* [Exercise prompt] Return all of the lines below exactly as they are.

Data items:
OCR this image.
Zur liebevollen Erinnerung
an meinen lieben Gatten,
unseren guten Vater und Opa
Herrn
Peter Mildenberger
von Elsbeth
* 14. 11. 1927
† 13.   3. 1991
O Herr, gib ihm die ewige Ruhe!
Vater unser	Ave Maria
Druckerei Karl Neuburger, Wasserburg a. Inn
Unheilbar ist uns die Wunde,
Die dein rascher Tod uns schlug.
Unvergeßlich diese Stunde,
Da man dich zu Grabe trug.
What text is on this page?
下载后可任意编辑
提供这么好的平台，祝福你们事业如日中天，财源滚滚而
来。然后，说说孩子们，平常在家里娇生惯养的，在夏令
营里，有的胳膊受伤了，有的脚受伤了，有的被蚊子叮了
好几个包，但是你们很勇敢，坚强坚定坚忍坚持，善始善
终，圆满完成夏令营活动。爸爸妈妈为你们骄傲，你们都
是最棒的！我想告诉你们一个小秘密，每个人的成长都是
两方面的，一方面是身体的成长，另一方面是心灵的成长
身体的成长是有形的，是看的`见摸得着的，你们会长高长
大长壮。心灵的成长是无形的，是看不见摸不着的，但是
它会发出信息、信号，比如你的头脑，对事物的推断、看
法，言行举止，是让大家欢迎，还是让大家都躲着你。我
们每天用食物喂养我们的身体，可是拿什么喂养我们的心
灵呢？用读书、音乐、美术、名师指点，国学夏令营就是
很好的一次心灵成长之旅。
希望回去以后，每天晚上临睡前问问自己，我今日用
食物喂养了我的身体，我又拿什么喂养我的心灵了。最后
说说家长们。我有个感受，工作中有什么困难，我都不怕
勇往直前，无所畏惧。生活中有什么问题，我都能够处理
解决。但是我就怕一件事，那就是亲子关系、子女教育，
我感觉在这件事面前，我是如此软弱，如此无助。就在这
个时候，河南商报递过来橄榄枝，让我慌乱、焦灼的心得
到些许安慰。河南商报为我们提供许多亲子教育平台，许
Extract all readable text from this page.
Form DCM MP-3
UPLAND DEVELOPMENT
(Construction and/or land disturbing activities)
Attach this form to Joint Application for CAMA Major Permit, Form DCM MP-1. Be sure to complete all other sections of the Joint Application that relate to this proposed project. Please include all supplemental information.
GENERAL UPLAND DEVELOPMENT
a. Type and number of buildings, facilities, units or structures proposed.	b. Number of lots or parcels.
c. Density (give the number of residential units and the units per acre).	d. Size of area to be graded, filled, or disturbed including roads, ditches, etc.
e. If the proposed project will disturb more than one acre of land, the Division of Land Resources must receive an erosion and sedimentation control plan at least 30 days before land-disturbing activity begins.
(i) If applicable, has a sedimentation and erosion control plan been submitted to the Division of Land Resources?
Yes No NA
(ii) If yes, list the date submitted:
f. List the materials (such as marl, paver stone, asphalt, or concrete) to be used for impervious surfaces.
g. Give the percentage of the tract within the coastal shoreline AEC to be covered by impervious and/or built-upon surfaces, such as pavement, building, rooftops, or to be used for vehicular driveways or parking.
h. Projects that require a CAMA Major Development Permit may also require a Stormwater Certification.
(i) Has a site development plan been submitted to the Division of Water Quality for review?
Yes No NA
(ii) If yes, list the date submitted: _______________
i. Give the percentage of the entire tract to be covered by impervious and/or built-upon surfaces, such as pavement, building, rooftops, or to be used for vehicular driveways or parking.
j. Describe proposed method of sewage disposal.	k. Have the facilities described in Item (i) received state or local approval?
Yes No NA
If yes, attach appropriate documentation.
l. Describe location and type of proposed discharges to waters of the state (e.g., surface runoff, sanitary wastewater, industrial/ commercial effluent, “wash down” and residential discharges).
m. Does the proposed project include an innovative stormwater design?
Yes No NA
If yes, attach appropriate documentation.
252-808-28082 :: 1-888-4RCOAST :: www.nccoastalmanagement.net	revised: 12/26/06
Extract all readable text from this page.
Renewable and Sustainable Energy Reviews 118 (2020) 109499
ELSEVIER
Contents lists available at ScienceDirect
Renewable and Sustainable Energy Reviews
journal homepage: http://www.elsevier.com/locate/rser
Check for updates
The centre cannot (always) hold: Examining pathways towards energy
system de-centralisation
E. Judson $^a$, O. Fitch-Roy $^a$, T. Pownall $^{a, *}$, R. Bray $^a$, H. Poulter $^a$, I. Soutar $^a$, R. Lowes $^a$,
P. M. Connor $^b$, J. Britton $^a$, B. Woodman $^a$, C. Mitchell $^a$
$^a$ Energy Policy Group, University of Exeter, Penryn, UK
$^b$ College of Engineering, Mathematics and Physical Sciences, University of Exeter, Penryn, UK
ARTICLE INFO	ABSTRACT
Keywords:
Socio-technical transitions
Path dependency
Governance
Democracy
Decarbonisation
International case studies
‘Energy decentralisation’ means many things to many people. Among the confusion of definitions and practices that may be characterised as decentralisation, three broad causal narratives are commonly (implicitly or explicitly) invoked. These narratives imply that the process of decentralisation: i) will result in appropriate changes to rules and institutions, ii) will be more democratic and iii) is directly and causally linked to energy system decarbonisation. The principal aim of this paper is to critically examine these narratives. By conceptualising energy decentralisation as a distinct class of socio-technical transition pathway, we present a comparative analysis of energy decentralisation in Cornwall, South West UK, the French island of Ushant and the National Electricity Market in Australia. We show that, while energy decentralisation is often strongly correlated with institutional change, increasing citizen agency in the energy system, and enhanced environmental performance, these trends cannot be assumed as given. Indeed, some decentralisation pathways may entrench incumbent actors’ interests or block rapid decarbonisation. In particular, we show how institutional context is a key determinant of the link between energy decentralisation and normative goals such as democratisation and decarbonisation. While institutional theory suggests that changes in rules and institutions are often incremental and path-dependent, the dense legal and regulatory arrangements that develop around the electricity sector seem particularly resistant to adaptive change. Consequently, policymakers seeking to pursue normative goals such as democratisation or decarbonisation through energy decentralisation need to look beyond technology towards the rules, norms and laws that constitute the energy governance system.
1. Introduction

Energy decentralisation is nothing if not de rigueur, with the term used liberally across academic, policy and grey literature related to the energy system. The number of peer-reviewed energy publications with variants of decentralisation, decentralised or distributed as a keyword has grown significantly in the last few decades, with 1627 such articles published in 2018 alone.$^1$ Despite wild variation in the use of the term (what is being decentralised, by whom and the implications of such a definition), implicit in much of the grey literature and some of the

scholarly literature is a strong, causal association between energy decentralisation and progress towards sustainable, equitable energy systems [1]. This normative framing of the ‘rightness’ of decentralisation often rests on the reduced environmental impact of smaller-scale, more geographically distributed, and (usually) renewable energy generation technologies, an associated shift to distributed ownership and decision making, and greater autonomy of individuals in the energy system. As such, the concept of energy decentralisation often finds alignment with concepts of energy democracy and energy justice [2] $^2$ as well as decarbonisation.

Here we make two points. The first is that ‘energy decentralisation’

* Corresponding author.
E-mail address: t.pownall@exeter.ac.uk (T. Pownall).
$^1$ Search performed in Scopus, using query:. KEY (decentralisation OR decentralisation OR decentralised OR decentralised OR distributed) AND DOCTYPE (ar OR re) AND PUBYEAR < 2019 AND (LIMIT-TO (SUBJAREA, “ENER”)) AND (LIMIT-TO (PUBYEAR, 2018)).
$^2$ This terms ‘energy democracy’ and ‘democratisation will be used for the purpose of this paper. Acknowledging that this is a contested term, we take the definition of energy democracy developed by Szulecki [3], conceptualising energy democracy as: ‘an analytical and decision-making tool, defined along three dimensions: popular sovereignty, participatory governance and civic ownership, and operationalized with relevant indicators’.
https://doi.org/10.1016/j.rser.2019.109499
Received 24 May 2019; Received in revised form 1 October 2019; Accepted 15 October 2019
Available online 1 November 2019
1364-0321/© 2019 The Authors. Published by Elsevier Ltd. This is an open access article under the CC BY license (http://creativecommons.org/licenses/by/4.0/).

* [Final result]
OCR this image.
Zur liebevollen Erinnerung
an meinen lieben Gatten,
unseren guten Vater und Opa
Herrn
Peter Mildenberger
von Elsbeth
* 14. 11. 1927
† 13.   3. 1991
O Herr, gib ihm die ewige Ruhe!
Vater unser	Ave Maria
Druckerei Karl Neuburger, Wasserburg a. Inn
Unheilbar ist uns die Wunde,
Die dein rascher Tod uns schlug.
Unvergeßlich diese Stunde,
Da man dich zu Grabe trug.
What text is on this page?
下载后可任意编辑
提供这么好的平台，祝福你们事业如日中天，财源滚滚而
来。然后，说说孩子们，平常在家里娇生惯养的，在夏令
营里，有的胳膊受伤了，有的脚受伤了，有的被蚊子叮了
好几个包，但是你们很勇敢，坚强坚定坚忍坚持，善始善
终，圆满完成夏令营活动。爸爸妈妈为你们骄傲，你们都
是最棒的！我想告诉你们一个小秘密，每个人的成长都是
两方面的，一方面是身体的成长，另一方面是心灵的成长
身体的成长是有形的，是看的`见摸得着的，你们会长高长
大长壮。心灵的成长是无形的，是看不见摸不着的，但是
它会发出信息、信号，比如你的头脑，对事物的推断、看
法，言行举止，是让大家欢迎，还是让大家都躲着你。我
们每天用食物喂养我们的身体，可是拿什么喂养我们的心
灵呢？用读书、音乐、美术、名师指点，国学夏令营就是
很好的一次心灵成长之旅。
希望回去以后，每天晚上临睡前问问自己，我今日用
食物喂养了我的身体，我又拿什么喂养我的心灵了。最后
说说家长们。我有个感受，工作中有什么困难，我都不怕
勇往直前，无所畏惧。生活中有什么问题，我都能够处理
解决。但是我就怕一件事，那就是亲子关系、子女教育，
我感觉在这件事面前，我是如此软弱，如此无助。就在这
个时候，河南商报递过来橄榄枝，让我慌乱、焦灼的心得
到些许安慰。河南商报为我们提供许多亲子教育平台，许
Extract all readable text from this page.
Form DCM MP-3
UPLAND DEVELOPMENT
(Construction and/or land disturbing activities)
Attach this form to Joint Application for CAMA Major Permit, Form DCM MP-1. Be sure to complete all other sections of the Joint Application that relate to this proposed project. Please include all supplemental information.
GENERAL UPLAND DEVELOPMENT
a. Type and number of buildings, facilities, units or structures proposed.	b. Number of lots or parcels.
c. Density (give the number of residential units and the units per acre).	d. Size of area to be graded, filled, or disturbed including roads, ditches, etc.
e. If the proposed project will disturb more than one acre of land, the Division of Land Resources must receive an erosion and sedimentation control plan at least 30 days before land-disturbing activity begins.
(i) If applicable, has a sedimentation and erosion control plan been submitted to the Division of Land Resources?
Yes No NA
(ii) If yes, list the date submitted:
f. List the materials (such as marl, paver stone, asphalt, or concrete) to be used for impervious surfaces.
g. Give the percentage of the tract within the coastal shoreline AEC to be covered by impervious and/or built-upon surfaces, such as pavement, building, rooftops, or to be used for vehicular driveways or parking.
h. Projects that require a CAMA Major Development Permit may also require a Stormwater Certification.
(i) Has a site development plan been submitted to the Division of Water Quality for review?
Yes No NA
(ii) If yes, list the date submitted: _______________
i. Give the percentage of the entire tract to be covered by impervious and/or built-upon surfaces, such as pavement, building, rooftops, or to be used for vehicular driveways or parking.
j. Describe proposed method of sewage disposal.	k. Have the facilities described in Item (i) received state or local approval?
Yes No NA
If yes, attach appropriate documentation.
l. Describe location and type of proposed discharges to waters of the state (e.g., surface runoff, sanitary wastewater, industrial/ commercial effluent, “wash down” and residential discharges).
m. Does the proposed project include an innovative stormwater design?
Yes No NA
If yes, attach appropriate documentation.
252-808-28082 :: 1-888-4RCOAST :: www.nccoastalmanagement.net	revised: 12/26/06
Extract all readable text from this page.
Renewable and Sustainable Energy Reviews 118 (2020) 109499
ELSEVIER
Contents lists available at ScienceDirect
Renewable and Sustainable Energy Reviews
journal homepage: http://www.elsevier.com/locate/rser
Check for updates
The centre cannot (always) hold: Examining pathways towards energy
system de-centralisation
E. Judson $^a$, O. Fitch-Roy $^a$, T. Pownall $^{a, *}$, R. Bray $^a$, H. Poulter $^a$, I. Soutar $^a$, R. Lowes $^a$,
P. M. Connor $^b$, J. Britton $^a$, B. Woodman $^a$, C. Mitchell $^a$
$^a$ Energy Policy Group, University of Exeter, Penryn, UK
$^b$ College of Engineering, Mathematics and Physical Sciences, University of Exeter, Penryn, UK
ARTICLE INFO	ABSTRACT
Keywords:
Socio-technical transitions
Path dependency
Governance
Democracy
Decarbonisation
International case studies
‘Energy decentralisation’ means many things to many people. Among the confusion of definitions and practices that may be characterised as decentralisation, three broad causal narratives are commonly (implicitly or explicitly) invoked. These narratives imply that the process of decentralisation: i) will result in appropriate changes to rules and institutions, ii) will be more democratic and iii) is directly and causally linked to energy system decarbonisation. The principal aim of this paper is to critically examine these narratives. By conceptualising energy decentralisation as a distinct class of socio-technical transition pathway, we present a comparative analysis of energy decentralisation in Cornwall, South West UK, the French island of Ushant and the National Electricity Market in Australia. We show that, while energy decentralisation is often strongly correlated with institutional change, increasing citizen agency in the energy system, and enhanced environmental performance, these trends cannot be assumed as given. Indeed, some decentralisation pathways may entrench incumbent actors’ interests or block rapid decarbonisation. In particular, we show how institutional context is a key determinant of the link between energy decentralisation and normative goals such as democratisation and decarbonisation. While institutional theory suggests that changes in rules and institutions are often incremental and path-dependent, the dense legal and regulatory arrangements that develop around the electricity sector seem particularly resistant to adaptive change. Consequently, policymakers seeking to pursue normative goals such as democratisation or decarbonisation through energy decentralisation need to look beyond technology towards the rules, norms and laws that constitute the energy governance system.
1. Introduction

Energy decentralisation is nothing if not de rigueur, with the term used liberally across academic, policy and grey literature related to the energy system. The number of peer-reviewed energy publications with variants of decentralisation, decentralised or distributed as a keyword has grown significantly in the last few decades, with 1627 such articles published in 2018 alone.$^1$ Despite wild variation in the use of the term (what is being decentralised, by whom and the implications of such a definition), implicit in much of the grey literature and some of the

scholarly literature is a strong, causal association between energy decentralisation and progress towards sustainable, equitable energy systems [1]. This normative framing of the ‘rightness’ of decentralisation often rests on the reduced environmental impact of smaller-scale, more geographically distributed, and (usually) renewable energy generation technologies, an associated shift to distributed ownership and decision making, and greater autonomy of individuals in the energy system. As such, the concept of energy decentralisation often finds alignment with concepts of energy democracy and energy justice [2] $^2$ as well as decarbonisation.

Here we make two points. The first is that ‘energy decentralisation’

* Corresponding author.
E-mail address: t.pownall@exeter.ac.uk (T. Pownall).
$^1$ Search performed in Scopus, using query:. KEY (decentralisation OR decentralisation OR decentralised OR decentralised OR distributed) AND DOCTYPE (ar OR re) AND PUBYEAR < 2019 AND (LIMIT-TO (SUBJAREA, “ENER”)) AND (LIMIT-TO (PUBYEAR, 2018)).
$^2$ This terms ‘energy democracy’ and ‘democratisation will be used for the purpose of this paper. Acknowledging that this is a contested term, we take the definition of energy democracy developed by Szulecki [3], conceptualising energy democracy as: ‘an analytical and decision-making tool, defined along three dimensions: popular sovereignty, participatory governance and civic ownership, and operationalized with relevant indicators’.
https://doi.org/10.1016/j.rser.2019.109499
Received 24 May 2019; Received in revised form 1 October 2019; Accepted 15 October 2019
Available online 1 November 2019
1364-0321/© 2019 The Authors. Published by Elsevier Ltd. This is an open access article under the CC BY license (http://creativecommons.org/licenses/by/4.0/).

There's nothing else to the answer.